• RECORDS TO USE:
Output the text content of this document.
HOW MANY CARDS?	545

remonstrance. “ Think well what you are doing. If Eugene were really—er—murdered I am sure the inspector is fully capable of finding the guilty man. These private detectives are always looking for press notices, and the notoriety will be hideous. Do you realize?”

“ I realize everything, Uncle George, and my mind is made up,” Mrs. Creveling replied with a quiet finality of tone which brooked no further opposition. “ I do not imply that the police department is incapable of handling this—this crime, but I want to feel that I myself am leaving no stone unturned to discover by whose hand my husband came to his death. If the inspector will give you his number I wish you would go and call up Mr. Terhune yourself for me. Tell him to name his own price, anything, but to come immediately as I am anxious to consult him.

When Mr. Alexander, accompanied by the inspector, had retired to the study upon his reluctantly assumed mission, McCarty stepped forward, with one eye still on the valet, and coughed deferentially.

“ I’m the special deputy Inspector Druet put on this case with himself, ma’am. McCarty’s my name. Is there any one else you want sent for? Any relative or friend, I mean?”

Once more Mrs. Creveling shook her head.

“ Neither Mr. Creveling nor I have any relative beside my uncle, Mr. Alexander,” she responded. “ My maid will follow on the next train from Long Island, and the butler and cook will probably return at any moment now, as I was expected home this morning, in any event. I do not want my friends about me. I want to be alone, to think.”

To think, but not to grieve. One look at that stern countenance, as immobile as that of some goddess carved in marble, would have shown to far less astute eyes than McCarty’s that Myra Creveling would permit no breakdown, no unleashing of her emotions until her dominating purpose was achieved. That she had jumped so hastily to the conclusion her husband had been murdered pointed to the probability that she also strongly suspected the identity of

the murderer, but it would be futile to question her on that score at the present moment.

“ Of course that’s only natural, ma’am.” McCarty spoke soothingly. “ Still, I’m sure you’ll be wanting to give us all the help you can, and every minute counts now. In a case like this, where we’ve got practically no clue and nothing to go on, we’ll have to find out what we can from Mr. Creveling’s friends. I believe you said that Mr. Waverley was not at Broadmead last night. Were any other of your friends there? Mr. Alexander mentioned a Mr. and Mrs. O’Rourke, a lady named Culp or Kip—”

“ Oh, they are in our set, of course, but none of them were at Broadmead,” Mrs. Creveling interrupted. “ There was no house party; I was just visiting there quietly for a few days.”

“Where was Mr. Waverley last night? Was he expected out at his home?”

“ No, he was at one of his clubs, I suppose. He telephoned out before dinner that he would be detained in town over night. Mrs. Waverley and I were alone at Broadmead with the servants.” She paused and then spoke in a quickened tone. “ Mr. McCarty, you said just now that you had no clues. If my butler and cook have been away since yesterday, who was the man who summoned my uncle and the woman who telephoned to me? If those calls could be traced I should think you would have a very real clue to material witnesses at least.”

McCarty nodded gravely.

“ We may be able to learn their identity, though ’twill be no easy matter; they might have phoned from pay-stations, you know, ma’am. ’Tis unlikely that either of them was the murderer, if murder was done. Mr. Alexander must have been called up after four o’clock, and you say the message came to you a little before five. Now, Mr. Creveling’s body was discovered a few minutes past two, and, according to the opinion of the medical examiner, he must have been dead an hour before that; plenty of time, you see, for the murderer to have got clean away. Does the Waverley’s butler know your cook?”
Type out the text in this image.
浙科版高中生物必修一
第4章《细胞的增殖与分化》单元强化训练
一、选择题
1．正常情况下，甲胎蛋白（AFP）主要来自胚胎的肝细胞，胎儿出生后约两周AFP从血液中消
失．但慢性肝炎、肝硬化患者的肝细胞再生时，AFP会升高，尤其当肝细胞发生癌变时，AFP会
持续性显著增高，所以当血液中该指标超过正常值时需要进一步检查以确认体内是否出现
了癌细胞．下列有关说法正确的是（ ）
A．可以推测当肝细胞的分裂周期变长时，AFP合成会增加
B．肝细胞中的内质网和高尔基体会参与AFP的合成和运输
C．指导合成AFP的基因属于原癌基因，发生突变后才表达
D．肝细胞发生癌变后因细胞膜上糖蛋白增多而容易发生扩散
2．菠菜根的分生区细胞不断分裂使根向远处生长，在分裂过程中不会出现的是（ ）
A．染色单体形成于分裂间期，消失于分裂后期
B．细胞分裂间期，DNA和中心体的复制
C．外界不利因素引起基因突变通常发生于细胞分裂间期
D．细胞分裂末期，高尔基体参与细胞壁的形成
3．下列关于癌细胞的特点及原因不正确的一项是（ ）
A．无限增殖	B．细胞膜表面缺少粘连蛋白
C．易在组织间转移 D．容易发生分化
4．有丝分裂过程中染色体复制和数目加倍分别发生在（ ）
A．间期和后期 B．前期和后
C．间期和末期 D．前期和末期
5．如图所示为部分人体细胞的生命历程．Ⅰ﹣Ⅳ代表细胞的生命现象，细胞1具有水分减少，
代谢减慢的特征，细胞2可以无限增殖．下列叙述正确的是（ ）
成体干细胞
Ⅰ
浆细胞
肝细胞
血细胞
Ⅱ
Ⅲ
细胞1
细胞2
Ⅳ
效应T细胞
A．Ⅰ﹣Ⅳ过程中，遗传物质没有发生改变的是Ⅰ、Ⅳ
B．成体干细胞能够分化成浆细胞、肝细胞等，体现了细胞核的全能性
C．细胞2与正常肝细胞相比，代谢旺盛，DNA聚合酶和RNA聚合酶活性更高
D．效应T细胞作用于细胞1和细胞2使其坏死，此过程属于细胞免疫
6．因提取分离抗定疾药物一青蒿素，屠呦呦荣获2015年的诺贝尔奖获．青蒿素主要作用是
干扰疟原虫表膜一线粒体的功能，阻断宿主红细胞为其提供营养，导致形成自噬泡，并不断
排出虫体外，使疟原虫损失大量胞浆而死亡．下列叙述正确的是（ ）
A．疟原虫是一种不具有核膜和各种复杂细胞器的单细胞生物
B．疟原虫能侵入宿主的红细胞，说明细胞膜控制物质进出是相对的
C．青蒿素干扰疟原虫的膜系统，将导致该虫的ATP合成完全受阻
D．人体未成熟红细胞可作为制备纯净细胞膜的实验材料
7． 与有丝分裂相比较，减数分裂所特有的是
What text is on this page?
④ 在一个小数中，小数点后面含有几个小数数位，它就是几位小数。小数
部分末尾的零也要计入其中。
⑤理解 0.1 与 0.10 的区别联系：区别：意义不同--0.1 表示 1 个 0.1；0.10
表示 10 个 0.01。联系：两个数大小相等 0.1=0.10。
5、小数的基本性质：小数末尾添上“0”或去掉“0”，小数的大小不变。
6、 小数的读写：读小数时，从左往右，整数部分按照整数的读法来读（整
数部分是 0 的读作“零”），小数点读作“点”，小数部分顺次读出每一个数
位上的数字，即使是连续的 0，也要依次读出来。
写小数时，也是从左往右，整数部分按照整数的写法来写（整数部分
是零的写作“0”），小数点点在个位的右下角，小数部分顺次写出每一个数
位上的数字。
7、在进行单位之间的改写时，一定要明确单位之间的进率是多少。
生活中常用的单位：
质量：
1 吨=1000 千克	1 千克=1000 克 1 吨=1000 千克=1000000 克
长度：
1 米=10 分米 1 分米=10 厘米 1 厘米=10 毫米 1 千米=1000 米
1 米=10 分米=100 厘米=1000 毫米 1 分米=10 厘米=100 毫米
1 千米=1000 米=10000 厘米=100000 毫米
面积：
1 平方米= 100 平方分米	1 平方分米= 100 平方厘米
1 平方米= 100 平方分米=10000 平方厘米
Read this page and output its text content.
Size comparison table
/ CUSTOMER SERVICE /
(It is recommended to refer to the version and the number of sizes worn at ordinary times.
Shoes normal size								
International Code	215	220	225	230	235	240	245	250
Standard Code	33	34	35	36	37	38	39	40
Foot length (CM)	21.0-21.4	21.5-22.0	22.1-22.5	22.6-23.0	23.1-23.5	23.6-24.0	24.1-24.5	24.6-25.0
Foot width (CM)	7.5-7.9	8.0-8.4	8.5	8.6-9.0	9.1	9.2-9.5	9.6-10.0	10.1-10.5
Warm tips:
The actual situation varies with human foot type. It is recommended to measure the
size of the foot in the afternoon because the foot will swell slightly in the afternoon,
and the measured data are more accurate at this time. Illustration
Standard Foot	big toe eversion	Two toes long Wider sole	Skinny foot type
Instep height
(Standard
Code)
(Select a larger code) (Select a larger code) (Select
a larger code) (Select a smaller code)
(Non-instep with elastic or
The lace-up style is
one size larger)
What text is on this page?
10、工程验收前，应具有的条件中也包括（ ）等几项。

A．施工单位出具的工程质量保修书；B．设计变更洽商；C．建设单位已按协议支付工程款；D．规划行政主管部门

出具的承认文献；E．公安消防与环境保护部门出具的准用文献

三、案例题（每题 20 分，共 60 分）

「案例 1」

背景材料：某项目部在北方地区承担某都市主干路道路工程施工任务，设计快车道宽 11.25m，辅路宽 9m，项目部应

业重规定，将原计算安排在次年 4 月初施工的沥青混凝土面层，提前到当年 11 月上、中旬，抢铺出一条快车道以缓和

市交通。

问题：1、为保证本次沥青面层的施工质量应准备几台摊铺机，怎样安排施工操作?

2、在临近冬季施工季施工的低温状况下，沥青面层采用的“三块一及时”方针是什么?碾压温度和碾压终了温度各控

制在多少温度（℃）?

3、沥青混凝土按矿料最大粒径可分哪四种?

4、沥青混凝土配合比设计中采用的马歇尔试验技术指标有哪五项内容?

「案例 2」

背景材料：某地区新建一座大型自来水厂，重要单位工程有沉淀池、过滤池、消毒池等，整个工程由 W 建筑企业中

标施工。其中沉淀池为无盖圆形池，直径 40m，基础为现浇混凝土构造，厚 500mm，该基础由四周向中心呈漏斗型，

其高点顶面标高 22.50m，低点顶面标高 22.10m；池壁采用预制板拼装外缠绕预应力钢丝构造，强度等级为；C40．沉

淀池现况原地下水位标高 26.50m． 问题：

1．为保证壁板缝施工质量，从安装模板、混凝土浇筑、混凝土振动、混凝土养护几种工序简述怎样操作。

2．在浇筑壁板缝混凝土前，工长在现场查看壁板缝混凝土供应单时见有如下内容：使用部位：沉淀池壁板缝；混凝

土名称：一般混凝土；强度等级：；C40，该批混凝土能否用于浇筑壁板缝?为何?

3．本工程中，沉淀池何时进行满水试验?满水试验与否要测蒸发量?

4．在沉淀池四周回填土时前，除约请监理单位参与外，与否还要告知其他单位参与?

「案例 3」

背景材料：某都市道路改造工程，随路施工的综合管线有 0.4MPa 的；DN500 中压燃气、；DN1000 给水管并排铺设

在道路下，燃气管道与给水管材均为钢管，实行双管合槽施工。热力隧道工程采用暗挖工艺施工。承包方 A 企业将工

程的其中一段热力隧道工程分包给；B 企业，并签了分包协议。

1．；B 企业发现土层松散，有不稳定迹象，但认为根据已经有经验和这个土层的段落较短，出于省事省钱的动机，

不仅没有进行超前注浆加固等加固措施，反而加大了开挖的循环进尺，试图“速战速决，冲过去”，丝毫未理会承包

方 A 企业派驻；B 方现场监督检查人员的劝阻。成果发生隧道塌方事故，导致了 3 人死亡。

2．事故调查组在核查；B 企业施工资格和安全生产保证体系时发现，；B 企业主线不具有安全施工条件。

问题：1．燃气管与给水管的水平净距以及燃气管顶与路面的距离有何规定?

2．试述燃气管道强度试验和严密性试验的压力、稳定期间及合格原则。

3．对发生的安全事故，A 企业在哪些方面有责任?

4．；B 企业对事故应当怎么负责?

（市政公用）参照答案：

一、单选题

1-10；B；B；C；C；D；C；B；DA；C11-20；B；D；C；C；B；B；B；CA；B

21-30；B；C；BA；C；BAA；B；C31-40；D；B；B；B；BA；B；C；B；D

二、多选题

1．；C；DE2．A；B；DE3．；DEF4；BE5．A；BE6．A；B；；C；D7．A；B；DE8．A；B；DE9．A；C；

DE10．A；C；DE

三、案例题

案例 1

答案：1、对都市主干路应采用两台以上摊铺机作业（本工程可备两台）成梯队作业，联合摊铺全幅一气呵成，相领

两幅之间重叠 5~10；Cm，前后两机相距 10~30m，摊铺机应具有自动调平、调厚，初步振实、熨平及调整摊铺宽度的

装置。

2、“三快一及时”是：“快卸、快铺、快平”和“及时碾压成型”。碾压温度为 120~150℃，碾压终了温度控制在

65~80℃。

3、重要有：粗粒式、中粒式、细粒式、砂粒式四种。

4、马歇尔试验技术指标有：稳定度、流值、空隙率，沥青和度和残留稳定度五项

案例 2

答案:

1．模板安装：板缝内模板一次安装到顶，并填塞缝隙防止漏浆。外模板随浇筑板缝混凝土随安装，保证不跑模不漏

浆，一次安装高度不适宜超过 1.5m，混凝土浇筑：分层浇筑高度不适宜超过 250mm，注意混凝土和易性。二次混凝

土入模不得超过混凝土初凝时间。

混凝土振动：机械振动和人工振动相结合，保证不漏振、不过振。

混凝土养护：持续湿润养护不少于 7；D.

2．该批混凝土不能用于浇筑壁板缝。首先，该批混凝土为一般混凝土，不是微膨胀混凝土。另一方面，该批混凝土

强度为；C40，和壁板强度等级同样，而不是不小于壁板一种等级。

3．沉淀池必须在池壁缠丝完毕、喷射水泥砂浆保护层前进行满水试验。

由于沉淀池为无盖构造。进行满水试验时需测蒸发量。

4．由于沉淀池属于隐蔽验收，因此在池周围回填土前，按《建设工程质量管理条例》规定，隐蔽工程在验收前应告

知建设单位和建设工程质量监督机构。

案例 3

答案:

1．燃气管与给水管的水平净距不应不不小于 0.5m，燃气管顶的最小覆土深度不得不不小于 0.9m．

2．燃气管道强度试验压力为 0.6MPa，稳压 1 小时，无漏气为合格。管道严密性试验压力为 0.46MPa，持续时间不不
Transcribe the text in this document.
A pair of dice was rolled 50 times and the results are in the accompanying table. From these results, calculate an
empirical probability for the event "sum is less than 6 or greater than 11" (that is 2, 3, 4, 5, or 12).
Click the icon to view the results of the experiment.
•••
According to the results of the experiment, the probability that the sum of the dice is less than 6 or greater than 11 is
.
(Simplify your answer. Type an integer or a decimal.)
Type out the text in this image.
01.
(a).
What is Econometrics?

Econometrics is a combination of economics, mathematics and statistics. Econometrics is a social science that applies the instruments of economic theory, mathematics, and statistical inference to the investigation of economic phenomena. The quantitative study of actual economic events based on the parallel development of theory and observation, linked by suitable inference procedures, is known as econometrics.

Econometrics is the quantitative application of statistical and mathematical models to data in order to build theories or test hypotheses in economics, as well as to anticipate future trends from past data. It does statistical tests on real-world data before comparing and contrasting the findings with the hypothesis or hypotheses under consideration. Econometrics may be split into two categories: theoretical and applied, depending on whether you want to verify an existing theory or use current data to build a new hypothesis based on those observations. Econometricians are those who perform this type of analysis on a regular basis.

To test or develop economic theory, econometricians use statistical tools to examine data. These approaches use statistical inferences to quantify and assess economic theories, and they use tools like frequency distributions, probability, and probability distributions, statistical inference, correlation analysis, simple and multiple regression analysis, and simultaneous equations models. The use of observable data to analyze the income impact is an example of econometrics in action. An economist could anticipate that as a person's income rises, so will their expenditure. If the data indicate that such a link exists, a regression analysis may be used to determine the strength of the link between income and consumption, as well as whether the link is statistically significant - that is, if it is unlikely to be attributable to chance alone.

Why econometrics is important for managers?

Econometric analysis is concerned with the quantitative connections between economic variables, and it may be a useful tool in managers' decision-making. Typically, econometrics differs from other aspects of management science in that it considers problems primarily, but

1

• TASK GOAL: Copy every line of the records above that holds the word "course".

• ANSWER TO THE PROBLEM:
“ Of course that’s only natural, ma’am.” McCarty spoke soothingly. “ Still, I’m sure you’ll be wanting to give us all the help you can, and every minute counts now. In a case like this, where we’ve got practically no clue and nothing to go on, we’ll have to find out what we can from Mr. Creveling’s friends. I believe you said that Mr. Waverley was not at Broadmead last night. Were any other of your friends there? Mr. Alexander mentioned a Mr. and Mrs. O’Rourke, a lady named Culp or Kip—”
“ Oh, they are in our set, of course, but none of them were at Broadmead,” Mrs. Creveling interrupted. “ There was no house party; I was just visiting there quietly for a few days.”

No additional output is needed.